### EXERCISE PROMPT
Copy out the entries exactly, from the first line to the last.

Start of DATA IN THIS EXERCISE

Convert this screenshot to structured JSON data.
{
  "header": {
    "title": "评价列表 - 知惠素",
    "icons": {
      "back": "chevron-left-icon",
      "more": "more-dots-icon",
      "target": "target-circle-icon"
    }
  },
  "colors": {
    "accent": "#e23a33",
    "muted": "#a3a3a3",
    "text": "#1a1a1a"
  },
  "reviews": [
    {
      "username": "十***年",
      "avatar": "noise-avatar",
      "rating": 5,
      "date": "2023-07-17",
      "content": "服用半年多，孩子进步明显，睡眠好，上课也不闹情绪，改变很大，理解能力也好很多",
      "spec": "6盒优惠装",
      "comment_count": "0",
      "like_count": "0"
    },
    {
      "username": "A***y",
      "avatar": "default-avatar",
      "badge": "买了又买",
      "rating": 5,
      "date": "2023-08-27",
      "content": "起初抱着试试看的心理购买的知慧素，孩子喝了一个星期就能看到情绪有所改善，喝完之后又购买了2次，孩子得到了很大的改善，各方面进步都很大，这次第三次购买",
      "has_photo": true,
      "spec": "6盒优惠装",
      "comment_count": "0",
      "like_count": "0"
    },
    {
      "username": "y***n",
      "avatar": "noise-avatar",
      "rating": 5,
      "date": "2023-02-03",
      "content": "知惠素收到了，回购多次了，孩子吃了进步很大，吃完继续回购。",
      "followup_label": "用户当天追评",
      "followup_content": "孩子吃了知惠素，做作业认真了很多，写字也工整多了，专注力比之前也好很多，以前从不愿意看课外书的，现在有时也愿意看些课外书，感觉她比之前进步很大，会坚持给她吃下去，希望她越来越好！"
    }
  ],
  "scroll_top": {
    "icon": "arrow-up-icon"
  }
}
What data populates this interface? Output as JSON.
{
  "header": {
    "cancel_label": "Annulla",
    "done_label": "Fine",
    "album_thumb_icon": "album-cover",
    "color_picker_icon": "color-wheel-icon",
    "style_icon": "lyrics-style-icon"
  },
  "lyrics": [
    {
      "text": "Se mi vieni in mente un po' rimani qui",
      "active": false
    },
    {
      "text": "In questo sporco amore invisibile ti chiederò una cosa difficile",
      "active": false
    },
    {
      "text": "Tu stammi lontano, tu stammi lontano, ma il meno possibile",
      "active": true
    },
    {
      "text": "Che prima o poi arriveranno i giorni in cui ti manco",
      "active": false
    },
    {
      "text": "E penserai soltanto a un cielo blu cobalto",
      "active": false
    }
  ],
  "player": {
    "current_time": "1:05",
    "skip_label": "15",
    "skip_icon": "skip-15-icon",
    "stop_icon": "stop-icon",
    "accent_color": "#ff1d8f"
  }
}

End of DATA IN THIS EXERCISE

### EXPECTED ANSWER
Convert this screenshot to structured JSON data.
{
  "header": {
    "title": "评价列表 - 知惠素",
    "icons": {
      "back": "chevron-left-icon",
      "more": "more-dots-icon",
      "target": "target-circle-icon"
    }
  },
  "colors": {
    "accent": "#e23a33",
    "muted": "#a3a3a3",
    "text": "#1a1a1a"
  },
  "reviews": [
    {
      "username": "十***年",
      "avatar": "noise-avatar",
      "rating": 5,
      "date": "2023-07-17",
      "content": "服用半年多，孩子进步明显，睡眠好，上课也不闹情绪，改变很大，理解能力也好很多",
      "spec": "6盒优惠装",
      "comment_count": "0",
      "like_count": "0"
    },
    {
      "username": "A***y",
      "avatar": "default-avatar",
      "badge": "买了又买",
      "rating": 5,
      "date": "2023-08-27",
      "content": "起初抱着试试看的心理购买的知慧素，孩子喝了一个星期就能看到情绪有所改善，喝完之后又购买了2次，孩子得到了很大的改善，各方面进步都很大，这次第三次购买",
      "has_photo": true,
      "spec": "6盒优惠装",
      "comment_count": "0",
      "like_count": "0"
    },
    {
      "username": "y***n",
      "avatar": "noise-avatar",
      "rating": 5,
      "date": "2023-02-03",
      "content": "知惠素收到了，回购多次了，孩子吃了进步很大，吃完继续回购。",
      "followup_label": "用户当天追评",
      "followup_content": "孩子吃了知惠素，做作业认真了很多，写字也工整多了，专注力比之前也好很多，以前从不愿意看课外书的，现在有时也愿意看些课外书，感觉她比之前进步很大，会坚持给她吃下去，希望她越来越好！"
    }
  ],
  "scroll_top": {
    "icon": "arrow-up-icon"
  }
}
What data populates this interface? Output as JSON.
{
  "header": {
    "cancel_label": "Annulla",
    "done_label": "Fine",
    "album_thumb_icon": "album-cover",
    "color_picker_icon": "color-wheel-icon",
    "style_icon": "lyrics-style-icon"
  },
  "lyrics": [
    {
      "text": "Se mi vieni in mente un po' rimani qui",
      "active": false
    },
    {
      "text": "In questo sporco amore invisibile ti chiederò una cosa difficile",
      "active": false
    },
    {
      "text": "Tu stammi lontano, tu stammi lontano, ma il meno possibile",
      "active": true
    },
    {
      "text": "Che prima o poi arriveranno i giorni in cui ti manco",
      "active": false
    },
    {
      "text": "E penserai soltanto a un cielo blu cobalto",
      "active": false
    }
  ],
  "player": {
    "current_time": "1:05",
    "skip_label": "15",
    "skip_icon": "skip-15-icon",
    "stop_icon": "stop-icon",
    "accent_color": "#ff1d8f"
  }
}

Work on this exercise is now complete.